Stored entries
((

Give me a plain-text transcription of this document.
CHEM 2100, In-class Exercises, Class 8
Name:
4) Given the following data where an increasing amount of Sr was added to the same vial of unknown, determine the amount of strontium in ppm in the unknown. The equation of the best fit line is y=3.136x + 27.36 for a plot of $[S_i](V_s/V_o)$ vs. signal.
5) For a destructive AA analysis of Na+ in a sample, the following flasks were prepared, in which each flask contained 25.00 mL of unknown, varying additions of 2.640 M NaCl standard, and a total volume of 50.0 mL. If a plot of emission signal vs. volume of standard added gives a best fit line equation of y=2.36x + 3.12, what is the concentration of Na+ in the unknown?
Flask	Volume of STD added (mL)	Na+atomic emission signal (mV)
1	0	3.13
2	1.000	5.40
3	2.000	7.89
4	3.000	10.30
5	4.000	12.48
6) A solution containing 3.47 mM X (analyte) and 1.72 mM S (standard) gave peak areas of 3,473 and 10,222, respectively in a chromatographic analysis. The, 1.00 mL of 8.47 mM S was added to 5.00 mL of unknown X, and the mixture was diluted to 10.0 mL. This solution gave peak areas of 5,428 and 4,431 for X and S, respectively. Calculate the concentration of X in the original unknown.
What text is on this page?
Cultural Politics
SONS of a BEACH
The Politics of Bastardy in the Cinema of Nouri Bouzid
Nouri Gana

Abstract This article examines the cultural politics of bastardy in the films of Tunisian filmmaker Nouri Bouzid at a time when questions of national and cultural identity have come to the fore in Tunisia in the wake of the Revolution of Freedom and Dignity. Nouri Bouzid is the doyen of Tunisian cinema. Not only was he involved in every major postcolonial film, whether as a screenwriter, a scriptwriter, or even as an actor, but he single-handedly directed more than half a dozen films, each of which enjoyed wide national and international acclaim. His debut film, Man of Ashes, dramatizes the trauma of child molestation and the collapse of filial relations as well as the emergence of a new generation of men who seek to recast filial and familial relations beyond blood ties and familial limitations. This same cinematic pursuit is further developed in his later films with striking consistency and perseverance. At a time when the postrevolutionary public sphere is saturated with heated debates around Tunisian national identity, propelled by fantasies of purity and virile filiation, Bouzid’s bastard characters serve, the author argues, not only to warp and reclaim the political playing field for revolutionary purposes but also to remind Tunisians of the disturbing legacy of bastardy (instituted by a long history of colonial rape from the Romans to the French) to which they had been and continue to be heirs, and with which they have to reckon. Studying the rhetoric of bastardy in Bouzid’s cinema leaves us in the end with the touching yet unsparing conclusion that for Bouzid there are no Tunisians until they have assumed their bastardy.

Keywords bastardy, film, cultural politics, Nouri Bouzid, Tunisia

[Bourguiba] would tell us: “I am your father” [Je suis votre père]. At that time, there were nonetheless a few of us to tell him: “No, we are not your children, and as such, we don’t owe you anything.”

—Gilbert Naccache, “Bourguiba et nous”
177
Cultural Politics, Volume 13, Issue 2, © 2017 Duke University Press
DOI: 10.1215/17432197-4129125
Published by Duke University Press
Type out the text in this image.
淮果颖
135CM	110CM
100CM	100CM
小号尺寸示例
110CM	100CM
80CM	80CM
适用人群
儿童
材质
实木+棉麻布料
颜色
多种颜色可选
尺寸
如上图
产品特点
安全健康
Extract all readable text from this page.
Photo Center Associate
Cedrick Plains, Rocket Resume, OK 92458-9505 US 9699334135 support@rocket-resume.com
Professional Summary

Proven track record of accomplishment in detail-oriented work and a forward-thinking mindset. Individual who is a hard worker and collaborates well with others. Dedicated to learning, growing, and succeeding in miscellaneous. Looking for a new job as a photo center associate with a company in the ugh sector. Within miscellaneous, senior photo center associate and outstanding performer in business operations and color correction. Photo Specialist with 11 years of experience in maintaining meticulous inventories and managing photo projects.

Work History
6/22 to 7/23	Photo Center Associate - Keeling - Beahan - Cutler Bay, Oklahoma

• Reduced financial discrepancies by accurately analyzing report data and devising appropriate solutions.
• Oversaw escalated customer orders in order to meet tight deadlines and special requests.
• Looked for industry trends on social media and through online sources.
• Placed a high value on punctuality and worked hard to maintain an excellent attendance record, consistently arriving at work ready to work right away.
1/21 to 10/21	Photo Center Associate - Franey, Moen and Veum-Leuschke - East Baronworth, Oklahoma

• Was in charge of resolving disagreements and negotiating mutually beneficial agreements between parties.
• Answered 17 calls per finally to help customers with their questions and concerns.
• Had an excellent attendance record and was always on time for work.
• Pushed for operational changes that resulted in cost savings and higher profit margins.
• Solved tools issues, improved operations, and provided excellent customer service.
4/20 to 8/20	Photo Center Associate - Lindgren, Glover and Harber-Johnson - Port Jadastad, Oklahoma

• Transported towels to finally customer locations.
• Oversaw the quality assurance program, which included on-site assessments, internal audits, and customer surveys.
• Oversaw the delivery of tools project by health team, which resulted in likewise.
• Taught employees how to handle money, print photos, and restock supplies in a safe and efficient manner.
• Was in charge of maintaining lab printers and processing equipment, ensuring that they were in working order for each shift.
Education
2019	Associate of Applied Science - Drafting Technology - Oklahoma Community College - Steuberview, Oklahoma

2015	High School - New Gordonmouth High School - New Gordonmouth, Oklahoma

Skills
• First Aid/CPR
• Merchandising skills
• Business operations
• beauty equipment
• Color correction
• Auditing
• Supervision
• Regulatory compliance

))

Exercise: Every record above should be copied exactly.

Task solution:
Give me a plain-text transcription of this document.
CHEM 2100, In-class Exercises, Class 8
Name:
4) Given the following data where an increasing amount of Sr was added to the same vial of unknown, determine the amount of strontium in ppm in the unknown. The equation of the best fit line is y=3.136x + 27.36 for a plot of $[S_i](V_s/V_o)$ vs. signal.
5) For a destructive AA analysis of Na+ in a sample, the following flasks were prepared, in which each flask contained 25.00 mL of unknown, varying additions of 2.640 M NaCl standard, and a total volume of 50.0 mL. If a plot of emission signal vs. volume of standard added gives a best fit line equation of y=2.36x + 3.12, what is the concentration of Na+ in the unknown?
Flask	Volume of STD added (mL)	Na+atomic emission signal (mV)
1	0	3.13
2	1.000	5.40
3	2.000	7.89
4	3.000	10.30
5	4.000	12.48
6) A solution containing 3.47 mM X (analyte) and 1.72 mM S (standard) gave peak areas of 3,473 and 10,222, respectively in a chromatographic analysis. The, 1.00 mL of 8.47 mM S was added to 5.00 mL of unknown X, and the mixture was diluted to 10.0 mL. This solution gave peak areas of 5,428 and 4,431 for X and S, respectively. Calculate the concentration of X in the original unknown.
What text is on this page?
Cultural Politics
SONS of a BEACH
The Politics of Bastardy in the Cinema of Nouri Bouzid
Nouri Gana

Abstract This article examines the cultural politics of bastardy in the films of Tunisian filmmaker Nouri Bouzid at a time when questions of national and cultural identity have come to the fore in Tunisia in the wake of the Revolution of Freedom and Dignity. Nouri Bouzid is the doyen of Tunisian cinema. Not only was he involved in every major postcolonial film, whether as a screenwriter, a scriptwriter, or even as an actor, but he single-handedly directed more than half a dozen films, each of which enjoyed wide national and international acclaim. His debut film, Man of Ashes, dramatizes the trauma of child molestation and the collapse of filial relations as well as the emergence of a new generation of men who seek to recast filial and familial relations beyond blood ties and familial limitations. This same cinematic pursuit is further developed in his later films with striking consistency and perseverance. At a time when the postrevolutionary public sphere is saturated with heated debates around Tunisian national identity, propelled by fantasies of purity and virile filiation, Bouzid’s bastard characters serve, the author argues, not only to warp and reclaim the political playing field for revolutionary purposes but also to remind Tunisians of the disturbing legacy of bastardy (instituted by a long history of colonial rape from the Romans to the French) to which they had been and continue to be heirs, and with which they have to reckon. Studying the rhetoric of bastardy in Bouzid’s cinema leaves us in the end with the touching yet unsparing conclusion that for Bouzid there are no Tunisians until they have assumed their bastardy.

Keywords bastardy, film, cultural politics, Nouri Bouzid, Tunisia

[Bourguiba] would tell us: “I am your father” [Je suis votre père]. At that time, there were nonetheless a few of us to tell him: “No, we are not your children, and as such, we don’t owe you anything.”

—Gilbert Naccache, “Bourguiba et nous”
177
Cultural Politics, Volume 13, Issue 2, © 2017 Duke University Press
DOI: 10.1215/17432197-4129125
Published by Duke University Press
Type out the text in this image.
淮果颖
135CM	110CM
100CM	100CM
小号尺寸示例
110CM	100CM
80CM	80CM
适用人群
儿童
材质
实木+棉麻布料
颜色
多种颜色可选
尺寸
如上图
产品特点
安全健康
Extract all readable text from this page.
Photo Center Associate
Cedrick Plains, Rocket Resume, OK 92458-9505 US 9699334135 support@rocket-resume.com
Professional Summary

Proven track record of accomplishment in detail-oriented work and a forward-thinking mindset. Individual who is a hard worker and collaborates well with others. Dedicated to learning, growing, and succeeding in miscellaneous. Looking for a new job as a photo center associate with a company in the ugh sector. Within miscellaneous, senior photo center associate and outstanding performer in business operations and color correction. Photo Specialist with 11 years of experience in maintaining meticulous inventories and managing photo projects.

Work History
6/22 to 7/23	Photo Center Associate - Keeling - Beahan - Cutler Bay, Oklahoma

• Reduced financial discrepancies by accurately analyzing report data and devising appropriate solutions.
• Oversaw escalated customer orders in order to meet tight deadlines and special requests.
• Looked for industry trends on social media and through online sources.
• Placed a high value on punctuality and worked hard to maintain an excellent attendance record, consistently arriving at work ready to work right away.
1/21 to 10/21	Photo Center Associate - Franey, Moen and Veum-Leuschke - East Baronworth, Oklahoma

• Was in charge of resolving disagreements and negotiating mutually beneficial agreements between parties.
• Answered 17 calls per finally to help customers with their questions and concerns.
• Had an excellent attendance record and was always on time for work.
• Pushed for operational changes that resulted in cost savings and higher profit margins.
• Solved tools issues, improved operations, and provided excellent customer service.
4/20 to 8/20	Photo Center Associate - Lindgren, Glover and Harber-Johnson - Port Jadastad, Oklahoma

• Transported towels to finally customer locations.
• Oversaw the quality assurance program, which included on-site assessments, internal audits, and customer surveys.
• Oversaw the delivery of tools project by health team, which resulted in likewise.
• Taught employees how to handle money, print photos, and restock supplies in a safe and efficient manner.
• Was in charge of maintaining lab printers and processing equipment, ensuring that they were in working order for each shift.
Education
2019	Associate of Applied Science - Drafting Technology - Oklahoma Community College - Steuberview, Oklahoma

2015	High School - New Gordonmouth High School - New Gordonmouth, Oklahoma

Skills
• First Aid/CPR
• Merchandising skills
• Business operations
• beauty equipment
• Color correction
• Auditing
• Supervision
• Regulatory compliance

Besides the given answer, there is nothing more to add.